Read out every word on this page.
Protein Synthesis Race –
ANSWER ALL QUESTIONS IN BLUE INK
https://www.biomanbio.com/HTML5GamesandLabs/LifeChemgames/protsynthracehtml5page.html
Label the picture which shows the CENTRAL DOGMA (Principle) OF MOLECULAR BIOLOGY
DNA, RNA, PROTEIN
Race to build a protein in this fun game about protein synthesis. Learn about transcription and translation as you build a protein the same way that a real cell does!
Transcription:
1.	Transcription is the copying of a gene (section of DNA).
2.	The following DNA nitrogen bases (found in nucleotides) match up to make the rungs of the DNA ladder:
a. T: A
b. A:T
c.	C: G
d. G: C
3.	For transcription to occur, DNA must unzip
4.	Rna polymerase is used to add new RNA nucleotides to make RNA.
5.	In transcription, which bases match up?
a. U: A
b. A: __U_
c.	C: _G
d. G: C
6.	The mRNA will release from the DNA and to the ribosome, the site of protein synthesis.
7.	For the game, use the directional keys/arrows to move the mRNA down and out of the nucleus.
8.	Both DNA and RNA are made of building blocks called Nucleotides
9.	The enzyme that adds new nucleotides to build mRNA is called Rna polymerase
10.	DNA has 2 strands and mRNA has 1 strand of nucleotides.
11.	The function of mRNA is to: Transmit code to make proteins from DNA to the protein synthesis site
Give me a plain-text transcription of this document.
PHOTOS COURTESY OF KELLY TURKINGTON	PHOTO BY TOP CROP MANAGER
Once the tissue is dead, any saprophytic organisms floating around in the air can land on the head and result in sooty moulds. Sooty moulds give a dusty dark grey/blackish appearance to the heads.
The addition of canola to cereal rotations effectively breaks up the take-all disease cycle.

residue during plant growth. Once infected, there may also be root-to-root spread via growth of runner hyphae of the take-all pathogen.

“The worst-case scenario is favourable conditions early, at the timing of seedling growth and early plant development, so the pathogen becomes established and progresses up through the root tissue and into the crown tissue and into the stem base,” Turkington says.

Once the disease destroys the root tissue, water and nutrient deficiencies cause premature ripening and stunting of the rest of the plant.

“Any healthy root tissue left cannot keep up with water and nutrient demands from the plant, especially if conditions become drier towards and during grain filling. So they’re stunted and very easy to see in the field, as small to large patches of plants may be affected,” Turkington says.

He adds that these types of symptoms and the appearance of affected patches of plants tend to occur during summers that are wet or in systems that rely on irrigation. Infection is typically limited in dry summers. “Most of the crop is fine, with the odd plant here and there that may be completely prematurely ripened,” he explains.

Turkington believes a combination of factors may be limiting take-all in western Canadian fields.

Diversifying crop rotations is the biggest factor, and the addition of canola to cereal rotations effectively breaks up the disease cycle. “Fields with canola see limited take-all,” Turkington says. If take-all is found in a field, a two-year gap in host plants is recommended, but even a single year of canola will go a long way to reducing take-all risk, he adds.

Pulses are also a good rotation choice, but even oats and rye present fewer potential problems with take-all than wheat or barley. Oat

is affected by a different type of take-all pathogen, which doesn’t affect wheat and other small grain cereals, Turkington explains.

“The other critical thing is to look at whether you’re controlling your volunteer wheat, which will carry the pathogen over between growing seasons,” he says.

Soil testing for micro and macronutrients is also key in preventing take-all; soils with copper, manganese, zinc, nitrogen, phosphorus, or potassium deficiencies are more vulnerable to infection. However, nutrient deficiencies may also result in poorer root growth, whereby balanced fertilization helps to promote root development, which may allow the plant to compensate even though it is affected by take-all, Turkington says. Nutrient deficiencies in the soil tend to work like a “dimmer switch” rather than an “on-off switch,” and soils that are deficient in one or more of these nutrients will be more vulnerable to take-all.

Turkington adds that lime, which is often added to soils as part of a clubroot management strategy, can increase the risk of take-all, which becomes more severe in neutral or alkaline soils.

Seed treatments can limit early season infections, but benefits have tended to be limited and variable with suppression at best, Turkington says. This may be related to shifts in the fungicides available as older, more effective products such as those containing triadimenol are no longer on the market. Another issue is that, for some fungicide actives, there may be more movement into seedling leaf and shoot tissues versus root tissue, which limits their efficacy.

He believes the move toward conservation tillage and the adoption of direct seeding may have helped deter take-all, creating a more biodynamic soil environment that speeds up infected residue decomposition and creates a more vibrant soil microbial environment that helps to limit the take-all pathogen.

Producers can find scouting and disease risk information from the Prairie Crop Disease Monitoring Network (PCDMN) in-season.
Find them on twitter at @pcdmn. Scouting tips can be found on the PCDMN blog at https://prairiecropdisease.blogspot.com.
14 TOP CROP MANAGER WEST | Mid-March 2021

- - -

*Your assignment:*
In the lines above, find each one with "match" and list it.

*Task output:*
2.	The following DNA nitrogen bases (found in nucleotides) match up to make the rungs of the DNA ladder:
5.	In transcription, which bases match up?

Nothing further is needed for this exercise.